# Document passage:
== == ==

The other significant feature for me this year is the fact that this is the first novel I’m writing using pen and paper, not a computer. It’s wonderful. I can write standing at my desk, and I can have my mind wander more freely. No longer am I stuck thinking about the next tweet, the next Facebook message, the next email. None of them is quite so urgent as this latest book. So messages will wait.
Meantime I am standing writing with (today) Syrah from Diamine, a lovely deep berry red. It’s gorgeous. I’m making lots more notes, finalising the main timeline, and writing character details: what each of them looks like, back story, character traits etc. I am hoping that having thought through this kind of detail will make the story flow more logically.
Standing desk with the first pages scribbled in Syrah from Diamine
Because of the way this book is developing, I’m using one large Atoma notepad to work on. I write on individual pages, and then set them into the Atoma rings sequentially. However, Atoma gives me the option of ripping pages out and moving them or replacing them as I need. It makes holding the story together much more easy. I suspect that before I’m done I’ll need several other Atoma pads, perhaps one per theme.The book itself will be far too thick to hold in any one pad.

== == ==

# Supplied data:
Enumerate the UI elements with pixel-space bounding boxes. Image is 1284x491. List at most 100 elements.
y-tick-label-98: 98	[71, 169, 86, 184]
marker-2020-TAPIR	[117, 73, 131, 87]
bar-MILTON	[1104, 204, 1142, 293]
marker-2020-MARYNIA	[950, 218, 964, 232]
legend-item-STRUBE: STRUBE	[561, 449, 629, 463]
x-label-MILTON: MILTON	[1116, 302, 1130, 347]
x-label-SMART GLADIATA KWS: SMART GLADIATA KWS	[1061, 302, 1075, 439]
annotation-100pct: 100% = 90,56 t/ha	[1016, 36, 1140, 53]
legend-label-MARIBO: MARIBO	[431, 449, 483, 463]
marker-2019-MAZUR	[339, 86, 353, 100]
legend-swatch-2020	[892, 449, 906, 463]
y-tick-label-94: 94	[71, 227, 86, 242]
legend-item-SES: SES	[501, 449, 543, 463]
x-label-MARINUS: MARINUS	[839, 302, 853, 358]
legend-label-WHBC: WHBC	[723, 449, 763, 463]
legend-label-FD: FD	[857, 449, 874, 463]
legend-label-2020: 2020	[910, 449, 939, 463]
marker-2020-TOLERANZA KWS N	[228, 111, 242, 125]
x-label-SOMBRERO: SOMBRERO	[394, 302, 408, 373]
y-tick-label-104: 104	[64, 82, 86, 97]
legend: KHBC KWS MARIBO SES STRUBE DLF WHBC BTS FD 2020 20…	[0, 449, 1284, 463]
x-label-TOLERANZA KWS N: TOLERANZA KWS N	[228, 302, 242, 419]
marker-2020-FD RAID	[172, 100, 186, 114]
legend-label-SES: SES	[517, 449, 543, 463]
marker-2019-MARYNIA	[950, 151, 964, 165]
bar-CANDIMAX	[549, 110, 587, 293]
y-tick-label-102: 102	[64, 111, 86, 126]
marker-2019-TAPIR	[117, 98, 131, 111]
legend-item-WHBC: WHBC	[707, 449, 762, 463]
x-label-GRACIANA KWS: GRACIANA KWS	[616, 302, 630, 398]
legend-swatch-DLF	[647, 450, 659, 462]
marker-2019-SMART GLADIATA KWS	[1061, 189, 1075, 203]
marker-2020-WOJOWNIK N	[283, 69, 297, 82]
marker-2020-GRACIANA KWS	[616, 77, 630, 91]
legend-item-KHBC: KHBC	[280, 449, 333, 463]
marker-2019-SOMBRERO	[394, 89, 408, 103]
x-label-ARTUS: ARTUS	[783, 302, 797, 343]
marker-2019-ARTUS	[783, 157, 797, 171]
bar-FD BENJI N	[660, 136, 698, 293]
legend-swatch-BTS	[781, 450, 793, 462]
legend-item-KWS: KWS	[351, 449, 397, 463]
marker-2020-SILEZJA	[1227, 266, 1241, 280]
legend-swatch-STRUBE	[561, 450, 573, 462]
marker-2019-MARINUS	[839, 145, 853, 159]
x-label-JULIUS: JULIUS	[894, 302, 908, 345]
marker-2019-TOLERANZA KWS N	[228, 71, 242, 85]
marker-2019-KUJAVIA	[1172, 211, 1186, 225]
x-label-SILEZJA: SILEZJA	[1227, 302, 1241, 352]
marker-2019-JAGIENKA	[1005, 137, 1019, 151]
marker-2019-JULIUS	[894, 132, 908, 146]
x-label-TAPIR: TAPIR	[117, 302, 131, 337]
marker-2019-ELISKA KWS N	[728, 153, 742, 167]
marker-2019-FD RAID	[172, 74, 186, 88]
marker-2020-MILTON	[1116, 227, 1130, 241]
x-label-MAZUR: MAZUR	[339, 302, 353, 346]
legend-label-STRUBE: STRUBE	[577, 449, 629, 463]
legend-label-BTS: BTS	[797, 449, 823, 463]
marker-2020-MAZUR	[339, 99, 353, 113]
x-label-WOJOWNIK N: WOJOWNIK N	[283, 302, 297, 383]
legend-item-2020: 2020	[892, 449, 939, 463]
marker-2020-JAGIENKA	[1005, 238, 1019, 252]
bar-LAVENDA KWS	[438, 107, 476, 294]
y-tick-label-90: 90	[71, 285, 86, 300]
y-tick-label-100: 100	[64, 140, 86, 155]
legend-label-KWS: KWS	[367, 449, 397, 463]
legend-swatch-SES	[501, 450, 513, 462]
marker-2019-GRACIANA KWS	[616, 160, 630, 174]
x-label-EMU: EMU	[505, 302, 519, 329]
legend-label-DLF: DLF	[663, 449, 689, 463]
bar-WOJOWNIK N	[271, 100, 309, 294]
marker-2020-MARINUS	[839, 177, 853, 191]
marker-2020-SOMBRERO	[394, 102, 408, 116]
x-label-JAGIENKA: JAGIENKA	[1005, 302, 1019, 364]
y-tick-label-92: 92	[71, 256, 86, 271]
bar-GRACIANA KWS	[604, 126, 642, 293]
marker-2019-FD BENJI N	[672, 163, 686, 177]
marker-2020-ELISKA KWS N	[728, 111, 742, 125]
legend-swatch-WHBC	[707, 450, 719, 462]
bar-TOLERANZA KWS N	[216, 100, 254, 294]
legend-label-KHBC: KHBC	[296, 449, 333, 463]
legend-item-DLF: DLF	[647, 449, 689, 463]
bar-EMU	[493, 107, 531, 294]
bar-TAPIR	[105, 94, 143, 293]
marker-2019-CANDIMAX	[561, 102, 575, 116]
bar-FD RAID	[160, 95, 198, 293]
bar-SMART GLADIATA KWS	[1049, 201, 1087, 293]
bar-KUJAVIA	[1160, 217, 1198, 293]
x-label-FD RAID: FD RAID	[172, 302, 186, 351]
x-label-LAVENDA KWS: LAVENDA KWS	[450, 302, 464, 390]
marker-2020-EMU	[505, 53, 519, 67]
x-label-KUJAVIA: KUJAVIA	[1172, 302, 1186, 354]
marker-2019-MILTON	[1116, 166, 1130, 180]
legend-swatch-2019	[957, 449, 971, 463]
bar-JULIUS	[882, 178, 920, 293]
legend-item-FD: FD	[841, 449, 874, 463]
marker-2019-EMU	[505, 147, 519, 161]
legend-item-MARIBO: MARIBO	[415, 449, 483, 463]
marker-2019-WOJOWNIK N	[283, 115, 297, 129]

== == ==

# Problem:
Repeat the passage about writing a novel by hand word for word, starting with "Meantime I am" and going on through "flow more logically.".

# Result of this exercise:
Meantime I am standing writing with (today) Syrah from Diamine, a lovely deep berry red. It’s gorgeous. I’m making lots more notes, finalising the main timeline, and writing character details: what each of them looks like, back story, character traits etc. I am hoping that having thought through this kind of detail will make the story flow more logically.